§ **THE REQUEST**:
Retype the listing below character for character. Begin at its first line and stop after the line that contains "redacted-host-blur [299, 8, 449, 40]".

§ **THE INPUT**:

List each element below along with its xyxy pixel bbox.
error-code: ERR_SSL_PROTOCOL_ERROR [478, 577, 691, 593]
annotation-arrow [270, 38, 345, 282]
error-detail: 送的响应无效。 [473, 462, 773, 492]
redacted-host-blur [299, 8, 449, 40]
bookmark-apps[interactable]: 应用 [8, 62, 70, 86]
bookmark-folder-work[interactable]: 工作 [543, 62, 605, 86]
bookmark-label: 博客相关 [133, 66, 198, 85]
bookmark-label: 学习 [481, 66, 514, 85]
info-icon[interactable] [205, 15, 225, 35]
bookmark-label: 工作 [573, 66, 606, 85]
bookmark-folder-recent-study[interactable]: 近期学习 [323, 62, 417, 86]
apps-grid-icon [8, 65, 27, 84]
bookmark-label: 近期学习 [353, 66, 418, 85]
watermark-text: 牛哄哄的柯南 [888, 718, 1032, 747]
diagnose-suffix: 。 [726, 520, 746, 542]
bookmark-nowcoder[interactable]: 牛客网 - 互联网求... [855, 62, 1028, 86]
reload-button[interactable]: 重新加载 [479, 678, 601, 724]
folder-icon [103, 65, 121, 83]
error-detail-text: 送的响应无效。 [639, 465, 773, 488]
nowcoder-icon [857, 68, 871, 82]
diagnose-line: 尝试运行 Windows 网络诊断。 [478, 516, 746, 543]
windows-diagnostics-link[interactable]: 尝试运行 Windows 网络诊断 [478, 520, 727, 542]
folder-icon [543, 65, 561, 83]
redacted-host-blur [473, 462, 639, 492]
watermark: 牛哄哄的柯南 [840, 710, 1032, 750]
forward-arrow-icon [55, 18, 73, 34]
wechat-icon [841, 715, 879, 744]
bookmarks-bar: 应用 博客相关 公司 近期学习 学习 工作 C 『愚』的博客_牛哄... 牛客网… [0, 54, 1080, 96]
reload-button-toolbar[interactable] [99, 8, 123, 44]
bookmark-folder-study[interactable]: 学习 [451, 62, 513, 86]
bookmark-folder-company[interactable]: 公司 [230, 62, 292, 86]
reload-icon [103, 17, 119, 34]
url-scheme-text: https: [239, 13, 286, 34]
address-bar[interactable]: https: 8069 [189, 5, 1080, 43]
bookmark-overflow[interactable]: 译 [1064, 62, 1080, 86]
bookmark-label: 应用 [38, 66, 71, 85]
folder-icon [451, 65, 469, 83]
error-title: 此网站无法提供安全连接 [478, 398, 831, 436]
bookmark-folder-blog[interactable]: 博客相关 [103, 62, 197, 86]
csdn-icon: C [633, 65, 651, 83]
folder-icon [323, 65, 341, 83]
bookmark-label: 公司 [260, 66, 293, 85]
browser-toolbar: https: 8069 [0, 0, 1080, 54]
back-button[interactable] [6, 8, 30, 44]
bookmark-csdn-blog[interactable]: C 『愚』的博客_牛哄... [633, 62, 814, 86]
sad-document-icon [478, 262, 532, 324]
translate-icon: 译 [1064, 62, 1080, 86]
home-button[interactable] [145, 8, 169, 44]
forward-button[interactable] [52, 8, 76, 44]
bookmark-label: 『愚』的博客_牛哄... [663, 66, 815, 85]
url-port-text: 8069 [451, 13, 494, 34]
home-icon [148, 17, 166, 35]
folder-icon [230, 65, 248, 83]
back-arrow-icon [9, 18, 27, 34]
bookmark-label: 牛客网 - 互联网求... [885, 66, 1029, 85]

§ **RESPONSE**:
List each element below along with its xyxy pixel bbox.
error-code: ERR_SSL_PROTOCOL_ERROR [478, 577, 691, 593]
annotation-arrow [270, 38, 345, 282]
error-detail: 送的响应无效。 [473, 462, 773, 492]
redacted-host-blur [299, 8, 449, 40]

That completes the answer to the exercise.